INSTRUCTION: Reproduce all entries precisely, down to the last character.

[Begin DATA SECTION]

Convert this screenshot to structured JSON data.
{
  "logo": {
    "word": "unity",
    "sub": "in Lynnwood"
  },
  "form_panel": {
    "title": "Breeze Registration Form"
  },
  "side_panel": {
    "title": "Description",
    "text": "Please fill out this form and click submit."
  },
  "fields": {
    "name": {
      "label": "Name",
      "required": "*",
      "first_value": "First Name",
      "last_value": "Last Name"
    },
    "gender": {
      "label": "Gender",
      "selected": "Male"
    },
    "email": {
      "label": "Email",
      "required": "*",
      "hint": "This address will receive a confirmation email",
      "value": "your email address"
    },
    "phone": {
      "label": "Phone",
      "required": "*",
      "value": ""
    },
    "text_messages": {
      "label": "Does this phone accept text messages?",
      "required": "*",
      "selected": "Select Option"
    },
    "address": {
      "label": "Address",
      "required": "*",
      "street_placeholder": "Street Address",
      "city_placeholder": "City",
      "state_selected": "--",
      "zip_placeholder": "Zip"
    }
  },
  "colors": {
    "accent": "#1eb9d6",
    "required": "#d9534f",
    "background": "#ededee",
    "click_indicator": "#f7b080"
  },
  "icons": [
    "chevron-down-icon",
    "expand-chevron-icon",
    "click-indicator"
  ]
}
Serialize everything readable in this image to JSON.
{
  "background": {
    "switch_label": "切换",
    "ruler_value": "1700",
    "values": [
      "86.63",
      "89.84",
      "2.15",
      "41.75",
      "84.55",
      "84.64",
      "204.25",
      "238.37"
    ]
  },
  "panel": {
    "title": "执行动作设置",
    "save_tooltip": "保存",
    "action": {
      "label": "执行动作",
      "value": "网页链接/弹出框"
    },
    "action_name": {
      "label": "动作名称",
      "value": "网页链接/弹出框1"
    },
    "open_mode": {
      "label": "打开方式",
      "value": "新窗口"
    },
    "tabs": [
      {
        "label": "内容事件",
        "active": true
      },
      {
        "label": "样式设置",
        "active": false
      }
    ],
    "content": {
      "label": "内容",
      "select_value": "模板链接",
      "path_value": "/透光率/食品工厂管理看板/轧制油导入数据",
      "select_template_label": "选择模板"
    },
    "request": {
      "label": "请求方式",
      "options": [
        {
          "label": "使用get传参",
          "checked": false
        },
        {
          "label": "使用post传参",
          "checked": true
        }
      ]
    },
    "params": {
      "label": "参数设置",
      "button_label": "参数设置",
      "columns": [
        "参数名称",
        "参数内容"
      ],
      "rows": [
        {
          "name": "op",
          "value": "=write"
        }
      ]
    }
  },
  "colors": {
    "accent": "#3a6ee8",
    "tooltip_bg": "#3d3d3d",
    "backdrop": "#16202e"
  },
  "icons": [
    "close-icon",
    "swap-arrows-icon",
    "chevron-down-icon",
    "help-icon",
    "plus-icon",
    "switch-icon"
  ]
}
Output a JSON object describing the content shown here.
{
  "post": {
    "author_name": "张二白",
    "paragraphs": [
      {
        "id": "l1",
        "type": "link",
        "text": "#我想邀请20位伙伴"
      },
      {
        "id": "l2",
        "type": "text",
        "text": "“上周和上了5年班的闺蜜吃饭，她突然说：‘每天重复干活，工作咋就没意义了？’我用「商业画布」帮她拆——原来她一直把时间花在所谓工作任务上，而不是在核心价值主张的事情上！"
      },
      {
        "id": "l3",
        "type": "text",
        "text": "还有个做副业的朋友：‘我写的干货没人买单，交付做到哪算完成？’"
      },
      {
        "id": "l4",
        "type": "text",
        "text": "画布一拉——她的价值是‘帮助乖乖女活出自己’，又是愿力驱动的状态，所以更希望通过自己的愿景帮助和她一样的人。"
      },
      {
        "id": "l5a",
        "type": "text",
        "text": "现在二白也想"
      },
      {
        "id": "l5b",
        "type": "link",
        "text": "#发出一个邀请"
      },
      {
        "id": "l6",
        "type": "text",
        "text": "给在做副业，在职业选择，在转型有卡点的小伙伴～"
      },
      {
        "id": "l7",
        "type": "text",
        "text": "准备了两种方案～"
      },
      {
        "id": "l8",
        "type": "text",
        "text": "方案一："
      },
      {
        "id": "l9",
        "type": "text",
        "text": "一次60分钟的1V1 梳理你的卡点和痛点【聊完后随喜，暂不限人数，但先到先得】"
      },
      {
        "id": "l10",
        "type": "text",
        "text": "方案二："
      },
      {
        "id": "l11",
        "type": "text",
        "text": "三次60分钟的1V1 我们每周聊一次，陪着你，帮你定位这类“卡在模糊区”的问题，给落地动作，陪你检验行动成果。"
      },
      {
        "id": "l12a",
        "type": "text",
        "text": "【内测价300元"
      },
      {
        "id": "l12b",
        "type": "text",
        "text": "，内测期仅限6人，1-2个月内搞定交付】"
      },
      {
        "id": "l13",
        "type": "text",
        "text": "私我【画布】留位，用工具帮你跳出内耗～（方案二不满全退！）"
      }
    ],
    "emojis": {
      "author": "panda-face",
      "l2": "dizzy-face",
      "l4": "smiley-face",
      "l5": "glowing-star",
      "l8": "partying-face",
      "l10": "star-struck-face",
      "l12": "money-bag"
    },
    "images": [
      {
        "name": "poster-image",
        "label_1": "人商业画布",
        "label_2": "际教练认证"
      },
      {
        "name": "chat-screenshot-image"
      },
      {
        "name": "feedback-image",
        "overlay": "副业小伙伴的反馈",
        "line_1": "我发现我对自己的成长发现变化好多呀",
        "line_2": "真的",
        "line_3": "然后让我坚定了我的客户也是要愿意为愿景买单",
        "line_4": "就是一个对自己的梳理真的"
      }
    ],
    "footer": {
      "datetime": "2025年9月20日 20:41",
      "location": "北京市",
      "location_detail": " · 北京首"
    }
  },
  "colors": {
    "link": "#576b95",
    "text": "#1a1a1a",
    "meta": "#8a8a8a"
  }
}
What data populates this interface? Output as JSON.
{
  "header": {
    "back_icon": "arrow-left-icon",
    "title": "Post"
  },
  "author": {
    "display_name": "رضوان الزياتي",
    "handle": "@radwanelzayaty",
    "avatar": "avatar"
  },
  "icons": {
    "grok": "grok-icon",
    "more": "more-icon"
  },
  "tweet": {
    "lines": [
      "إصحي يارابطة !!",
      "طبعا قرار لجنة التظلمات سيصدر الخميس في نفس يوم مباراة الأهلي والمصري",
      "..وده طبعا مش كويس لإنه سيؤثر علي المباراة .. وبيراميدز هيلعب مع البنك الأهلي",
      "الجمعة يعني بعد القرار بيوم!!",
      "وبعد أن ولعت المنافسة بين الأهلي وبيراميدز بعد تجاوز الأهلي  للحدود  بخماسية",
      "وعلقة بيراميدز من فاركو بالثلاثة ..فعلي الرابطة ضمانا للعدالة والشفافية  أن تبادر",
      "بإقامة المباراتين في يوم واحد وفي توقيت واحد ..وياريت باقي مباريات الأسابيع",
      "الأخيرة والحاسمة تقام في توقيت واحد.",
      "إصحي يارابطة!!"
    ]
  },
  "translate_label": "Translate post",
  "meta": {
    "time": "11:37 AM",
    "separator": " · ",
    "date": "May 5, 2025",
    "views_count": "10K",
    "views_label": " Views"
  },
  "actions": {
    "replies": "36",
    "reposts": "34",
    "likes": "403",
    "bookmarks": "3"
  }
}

[End DATA SECTION]

TASK RESULT:
Convert this screenshot to structured JSON data.
{
  "logo": {
    "word": "unity",
    "sub": "in Lynnwood"
  },
  "form_panel": {
    "title": "Breeze Registration Form"
  },
  "side_panel": {
    "title": "Description",
    "text": "Please fill out this form and click submit."
  },
  "fields": {
    "name": {
      "label": "Name",
      "required": "*",
      "first_value": "First Name",
      "last_value": "Last Name"
    },
    "gender": {
      "label": "Gender",
      "selected": "Male"
    },
    "email": {
      "label": "Email",
      "required": "*",
      "hint": "This address will receive a confirmation email",
      "value": "your email address"
    },
    "phone": {
      "label": "Phone",
      "required": "*",
      "value": ""
    },
    "text_messages": {
      "label": "Does this phone accept text messages?",
      "required": "*",
      "selected": "Select Option"
    },
    "address": {
      "label": "Address",
      "required": "*",
      "street_placeholder": "Street Address",
      "city_placeholder": "City",
      "state_selected": "--",
      "zip_placeholder": "Zip"
    }
  },
  "colors": {
    "accent": "#1eb9d6",
    "required": "#d9534f",
    "background": "#ededee",
    "click_indicator": "#f7b080"
  },
  "icons": [
    "chevron-down-icon",
    "expand-chevron-icon",
    "click-indicator"
  ]
}
Serialize everything readable in this image to JSON.
{
  "background": {
    "switch_label": "切换",
    "ruler_value": "1700",
    "values": [
      "86.63",
      "89.84",
      "2.15",
      "41.75",
      "84.55",
      "84.64",
      "204.25",
      "238.37"
    ]
  },
  "panel": {
    "title": "执行动作设置",
    "save_tooltip": "保存",
    "action": {
      "label": "执行动作",
      "value": "网页链接/弹出框"
    },
    "action_name": {
      "label": "动作名称",
      "value": "网页链接/弹出框1"
    },
    "open_mode": {
      "label": "打开方式",
      "value": "新窗口"
    },
    "tabs": [
      {
        "label": "内容事件",
        "active": true
      },
      {
        "label": "样式设置",
        "active": false
      }
    ],
    "content": {
      "label": "内容",
      "select_value": "模板链接",
      "path_value": "/透光率/食品工厂管理看板/轧制油导入数据",
      "select_template_label": "选择模板"
    },
    "request": {
      "label": "请求方式",
      "options": [
        {
          "label": "使用get传参",
          "checked": false
        },
        {
          "label": "使用post传参",
          "checked": true
        }
      ]
    },
    "params": {
      "label": "参数设置",
      "button_label": "参数设置",
      "columns": [
        "参数名称",
        "参数内容"
      ],
      "rows": [
        {
          "name": "op",
          "value": "=write"
        }
      ]
    }
  },
  "colors": {
    "accent": "#3a6ee8",
    "tooltip_bg": "#3d3d3d",
    "backdrop": "#16202e"
  },
  "icons": [
    "close-icon",
    "swap-arrows-icon",
    "chevron-down-icon",
    "help-icon",
    "plus-icon",
    "switch-icon"
  ]
}
Output a JSON object describing the content shown here.
{
  "post": {
    "author_name": "张二白",
    "paragraphs": [
      {
        "id": "l1",
        "type": "link",
        "text": "#我想邀请20位伙伴"
      },
      {
        "id": "l2",
        "type": "text",
        "text": "“上周和上了5年班的闺蜜吃饭，她突然说：‘每天重复干活，工作咋就没意义了？’我用「商业画布」帮她拆——原来她一直把时间花在所谓工作任务上，而不是在核心价值主张的事情上！"
      },
      {
        "id": "l3",
        "type": "text",
        "text": "还有个做副业的朋友：‘我写的干货没人买单，交付做到哪算完成？’"
      },
      {
        "id": "l4",
        "type": "text",
        "text": "画布一拉——她的价值是‘帮助乖乖女活出自己’，又是愿力驱动的状态，所以更希望通过自己的愿景帮助和她一样的人。"
      },
      {
        "id": "l5a",
        "type": "text",
        "text": "现在二白也想"
      },
      {
        "id": "l5b",
        "type": "link",
        "text": "#发出一个邀请"
      },
      {
        "id": "l6",
        "type": "text",
        "text": "给在做副业，在职业选择，在转型有卡点的小伙伴～"
      },
      {
        "id": "l7",
        "type": "text",
        "text": "准备了两种方案～"
      },
      {
        "id": "l8",
        "type": "text",
        "text": "方案一："
      },
      {
        "id": "l9",
        "type": "text",
        "text": "一次60分钟的1V1 梳理你的卡点和痛点【聊完后随喜，暂不限人数，但先到先得】"
      },
      {
        "id": "l10",
        "type": "text",
        "text": "方案二："
      },
      {
        "id": "l11",
        "type": "text",
        "text": "三次60分钟的1V1 我们每周聊一次，陪着你，帮你定位这类“卡在模糊区”的问题，给落地动作，陪你检验行动成果。"
      },
      {
        "id": "l12a",
        "type": "text",
        "text": "【内测价300元"
      },
      {
        "id": "l12b",
        "type": "text",
        "text": "，内测期仅限6人，1-2个月内搞定交付】"
      },
      {
        "id": "l13",
        "type": "text",
        "text": "私我【画布】留位，用工具帮你跳出内耗～（方案二不满全退！）"
      }
    ],
    "emojis": {
      "author": "panda-face",
      "l2": "dizzy-face",
      "l4": "smiley-face",
      "l5": "glowing-star",
      "l8": "partying-face",
      "l10": "star-struck-face",
      "l12": "money-bag"
    },
    "images": [
      {
        "name": "poster-image",
        "label_1": "人商业画布",
        "label_2": "际教练认证"
      },
      {
        "name": "chat-screenshot-image"
      },
      {
        "name": "feedback-image",
        "overlay": "副业小伙伴的反馈",
        "line_1": "我发现我对自己的成长发现变化好多呀",
        "line_2": "真的",
        "line_3": "然后让我坚定了我的客户也是要愿意为愿景买单",
        "line_4": "就是一个对自己的梳理真的"
      }
    ],
    "footer": {
      "datetime": "2025年9月20日 20:41",
      "location": "北京市",
      "location_detail": " · 北京首"
    }
  },
  "colors": {
    "link": "#576b95",
    "text": "#1a1a1a",
    "meta": "#8a8a8a"
  }
}
What data populates this interface? Output as JSON.
{
  "header": {
    "back_icon": "arrow-left-icon",
    "title": "Post"
  },
  "author": {
    "display_name": "رضوان الزياتي",
    "handle": "@radwanelzayaty",
    "avatar": "avatar"
  },
  "icons": {
    "grok": "grok-icon",
    "more": "more-icon"
  },
  "tweet": {
    "lines": [
      "إصحي يارابطة !!",
      "طبعا قرار لجنة التظلمات سيصدر الخميس في نفس يوم مباراة الأهلي والمصري",
      "..وده طبعا مش كويس لإنه سيؤثر علي المباراة .. وبيراميدز هيلعب مع البنك الأهلي",
      "الجمعة يعني بعد القرار بيوم!!",
      "وبعد أن ولعت المنافسة بين الأهلي وبيراميدز بعد تجاوز الأهلي  للحدود  بخماسية",
      "وعلقة بيراميدز من فاركو بالثلاثة ..فعلي الرابطة ضمانا للعدالة والشفافية  أن تبادر",
      "بإقامة المباراتين في يوم واحد وفي توقيت واحد ..وياريت باقي مباريات الأسابيع",
      "الأخيرة والحاسمة تقام في توقيت واحد.",
      "إصحي يارابطة!!"
    ]
  },
  "translate_label": "Translate post",
  "meta": {
    "time": "11:37 AM",
    "separator": " · ",
    "date": "May 5, 2025",
    "views_count": "10K",
    "views_label": " Views"
  },
  "actions": {
    "replies": "36",
    "reposts": "34",
    "likes": "403",
    "bookmarks": "3"
  }
}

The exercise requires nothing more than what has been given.